▶ GIVEN EXERCISE: Below is a listing. Gather each line of it that contains "JSON".

--- Begin INPUT MATERIAL ---

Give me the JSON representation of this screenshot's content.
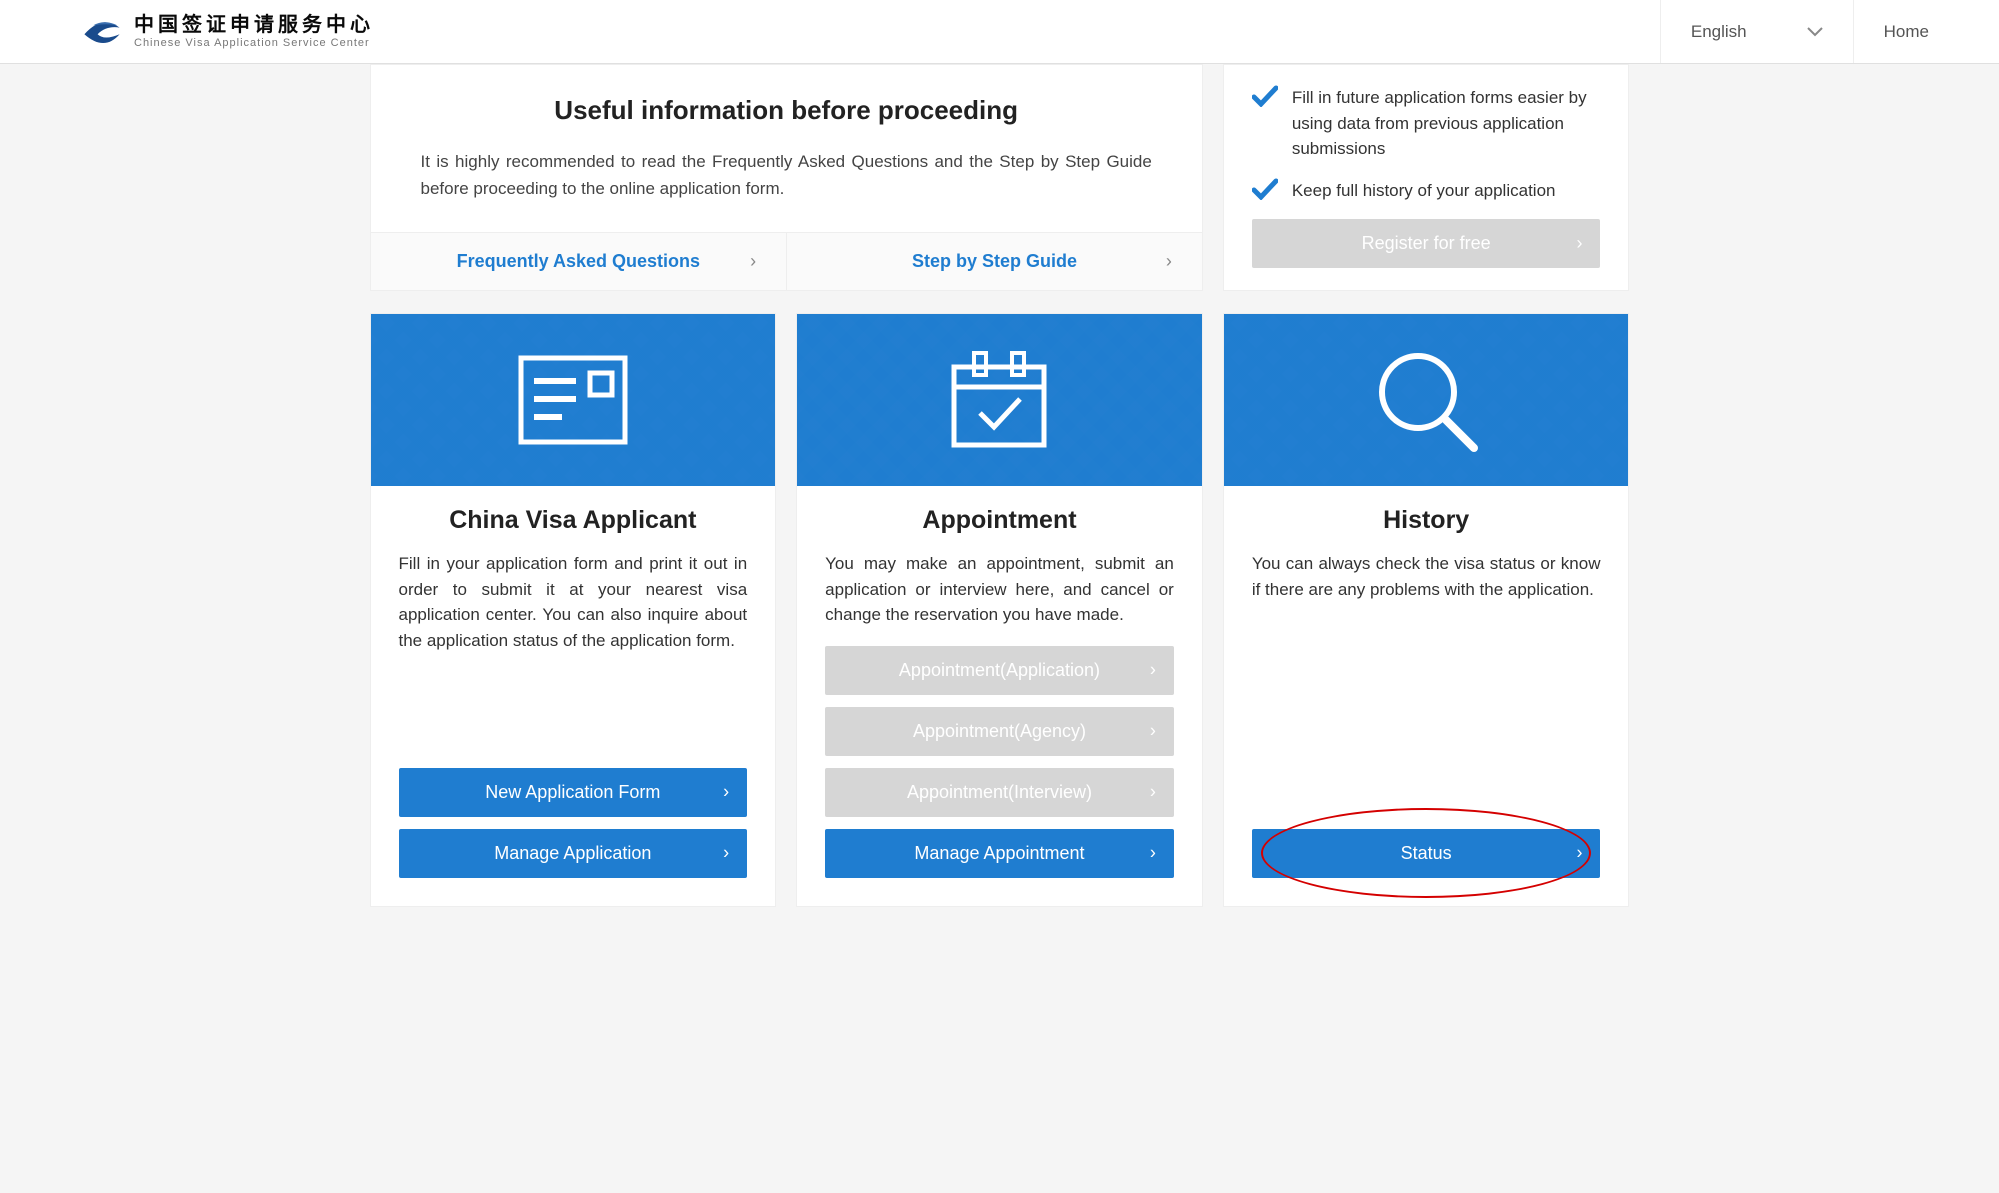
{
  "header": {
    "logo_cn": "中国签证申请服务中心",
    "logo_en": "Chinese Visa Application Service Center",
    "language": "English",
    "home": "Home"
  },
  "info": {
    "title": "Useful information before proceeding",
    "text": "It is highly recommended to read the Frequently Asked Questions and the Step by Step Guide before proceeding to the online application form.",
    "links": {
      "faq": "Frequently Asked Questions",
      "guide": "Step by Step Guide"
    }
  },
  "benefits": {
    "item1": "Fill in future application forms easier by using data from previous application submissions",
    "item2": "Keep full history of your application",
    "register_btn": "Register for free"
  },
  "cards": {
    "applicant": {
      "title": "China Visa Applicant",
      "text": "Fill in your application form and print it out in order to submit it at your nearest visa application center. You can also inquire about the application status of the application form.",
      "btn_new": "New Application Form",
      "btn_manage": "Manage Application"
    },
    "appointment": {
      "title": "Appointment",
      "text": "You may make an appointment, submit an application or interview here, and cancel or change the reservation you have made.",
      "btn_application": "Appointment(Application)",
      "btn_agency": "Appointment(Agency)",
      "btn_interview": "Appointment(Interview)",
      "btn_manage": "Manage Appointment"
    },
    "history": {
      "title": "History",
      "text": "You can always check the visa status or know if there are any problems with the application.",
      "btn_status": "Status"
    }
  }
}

--- End INPUT MATERIAL ---
--- Begin INPUT MATERIAL ---

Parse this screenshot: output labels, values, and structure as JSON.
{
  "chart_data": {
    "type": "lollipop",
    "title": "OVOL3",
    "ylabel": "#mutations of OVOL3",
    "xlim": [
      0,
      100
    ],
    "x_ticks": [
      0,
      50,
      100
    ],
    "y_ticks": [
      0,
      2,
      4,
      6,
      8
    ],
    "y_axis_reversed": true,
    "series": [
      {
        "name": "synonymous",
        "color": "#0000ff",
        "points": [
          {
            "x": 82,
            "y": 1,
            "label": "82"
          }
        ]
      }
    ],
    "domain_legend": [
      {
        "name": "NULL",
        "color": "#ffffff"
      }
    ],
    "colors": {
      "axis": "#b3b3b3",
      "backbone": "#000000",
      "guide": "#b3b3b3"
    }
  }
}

--- End INPUT MATERIAL ---
--- Begin INPUT MATERIAL ---

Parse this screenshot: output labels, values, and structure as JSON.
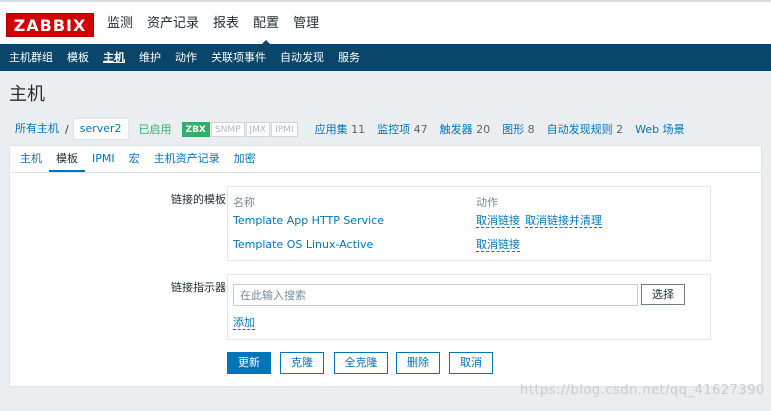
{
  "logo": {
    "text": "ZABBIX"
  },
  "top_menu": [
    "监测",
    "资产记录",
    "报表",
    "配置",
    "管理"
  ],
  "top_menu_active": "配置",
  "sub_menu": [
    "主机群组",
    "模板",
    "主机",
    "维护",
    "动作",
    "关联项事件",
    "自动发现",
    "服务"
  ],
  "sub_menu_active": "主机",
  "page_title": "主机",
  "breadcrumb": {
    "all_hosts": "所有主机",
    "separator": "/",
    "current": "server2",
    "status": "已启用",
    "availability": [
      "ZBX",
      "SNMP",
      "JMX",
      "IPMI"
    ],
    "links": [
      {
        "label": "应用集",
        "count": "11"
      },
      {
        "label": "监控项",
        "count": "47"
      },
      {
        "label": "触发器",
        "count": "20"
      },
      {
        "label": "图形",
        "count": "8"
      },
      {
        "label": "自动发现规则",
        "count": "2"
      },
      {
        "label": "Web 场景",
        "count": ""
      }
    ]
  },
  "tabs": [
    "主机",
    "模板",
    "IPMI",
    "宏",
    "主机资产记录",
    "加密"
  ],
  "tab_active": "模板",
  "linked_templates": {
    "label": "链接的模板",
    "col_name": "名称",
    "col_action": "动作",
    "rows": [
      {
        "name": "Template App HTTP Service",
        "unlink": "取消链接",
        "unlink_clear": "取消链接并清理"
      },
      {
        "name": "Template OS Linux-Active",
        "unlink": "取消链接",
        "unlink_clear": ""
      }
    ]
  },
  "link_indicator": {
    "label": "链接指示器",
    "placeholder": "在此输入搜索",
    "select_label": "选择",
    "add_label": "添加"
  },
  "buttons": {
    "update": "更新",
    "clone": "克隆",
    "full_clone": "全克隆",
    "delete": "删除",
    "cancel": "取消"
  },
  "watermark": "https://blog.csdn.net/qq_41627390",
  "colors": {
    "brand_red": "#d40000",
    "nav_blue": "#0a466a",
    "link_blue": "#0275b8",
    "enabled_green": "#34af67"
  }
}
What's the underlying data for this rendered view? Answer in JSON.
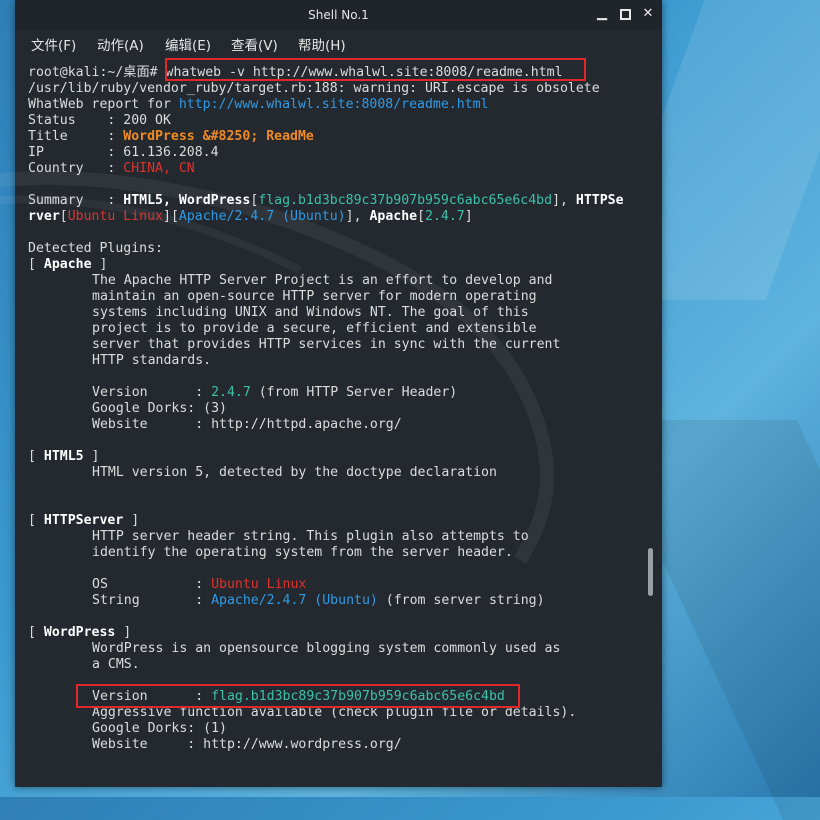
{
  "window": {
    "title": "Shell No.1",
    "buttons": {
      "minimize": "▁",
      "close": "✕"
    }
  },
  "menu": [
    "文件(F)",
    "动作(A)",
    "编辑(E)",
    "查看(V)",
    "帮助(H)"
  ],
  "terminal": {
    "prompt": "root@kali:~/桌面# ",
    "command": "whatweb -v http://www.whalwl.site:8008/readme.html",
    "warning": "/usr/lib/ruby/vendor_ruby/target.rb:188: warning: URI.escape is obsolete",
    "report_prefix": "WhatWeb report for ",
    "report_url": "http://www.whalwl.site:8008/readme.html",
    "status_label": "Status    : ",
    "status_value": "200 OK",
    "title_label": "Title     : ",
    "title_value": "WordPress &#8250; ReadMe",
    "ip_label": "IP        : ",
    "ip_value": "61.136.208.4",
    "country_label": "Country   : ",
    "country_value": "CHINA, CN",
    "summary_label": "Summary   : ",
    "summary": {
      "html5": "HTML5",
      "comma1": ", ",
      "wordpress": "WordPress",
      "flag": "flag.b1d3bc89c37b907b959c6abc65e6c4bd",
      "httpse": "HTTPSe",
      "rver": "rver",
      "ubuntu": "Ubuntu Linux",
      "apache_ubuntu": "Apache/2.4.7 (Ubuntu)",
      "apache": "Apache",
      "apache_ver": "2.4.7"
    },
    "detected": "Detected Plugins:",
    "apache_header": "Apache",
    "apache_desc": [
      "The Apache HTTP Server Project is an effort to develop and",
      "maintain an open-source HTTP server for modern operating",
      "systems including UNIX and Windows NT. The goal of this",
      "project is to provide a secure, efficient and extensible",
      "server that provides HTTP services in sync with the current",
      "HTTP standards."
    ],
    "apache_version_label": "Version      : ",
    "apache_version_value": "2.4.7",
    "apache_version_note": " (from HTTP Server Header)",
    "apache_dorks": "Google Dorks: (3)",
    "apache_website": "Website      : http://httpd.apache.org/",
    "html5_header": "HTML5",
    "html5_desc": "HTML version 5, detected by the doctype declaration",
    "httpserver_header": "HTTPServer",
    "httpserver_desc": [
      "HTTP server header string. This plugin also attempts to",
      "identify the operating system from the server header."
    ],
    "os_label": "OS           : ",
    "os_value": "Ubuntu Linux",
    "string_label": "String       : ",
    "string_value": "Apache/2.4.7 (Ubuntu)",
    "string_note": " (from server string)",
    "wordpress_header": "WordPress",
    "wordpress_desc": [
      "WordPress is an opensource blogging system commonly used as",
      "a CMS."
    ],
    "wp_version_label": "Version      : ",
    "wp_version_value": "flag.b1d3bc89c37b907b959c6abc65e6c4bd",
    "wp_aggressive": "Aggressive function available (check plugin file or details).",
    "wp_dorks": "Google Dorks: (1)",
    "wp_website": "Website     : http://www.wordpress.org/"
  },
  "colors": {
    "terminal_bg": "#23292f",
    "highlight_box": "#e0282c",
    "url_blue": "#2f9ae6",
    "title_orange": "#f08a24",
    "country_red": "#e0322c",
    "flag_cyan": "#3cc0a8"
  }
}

--- End INPUT MATERIAL ---

▶ ANSWER TO THE TASK:
Give me the JSON representation of this screenshot's content.
Parse this screenshot: output labels, values, and structure as JSON.
Parse this screenshot: output labels, values, and structure as JSON.
What's the underlying data for this rendered view? Answer in JSON.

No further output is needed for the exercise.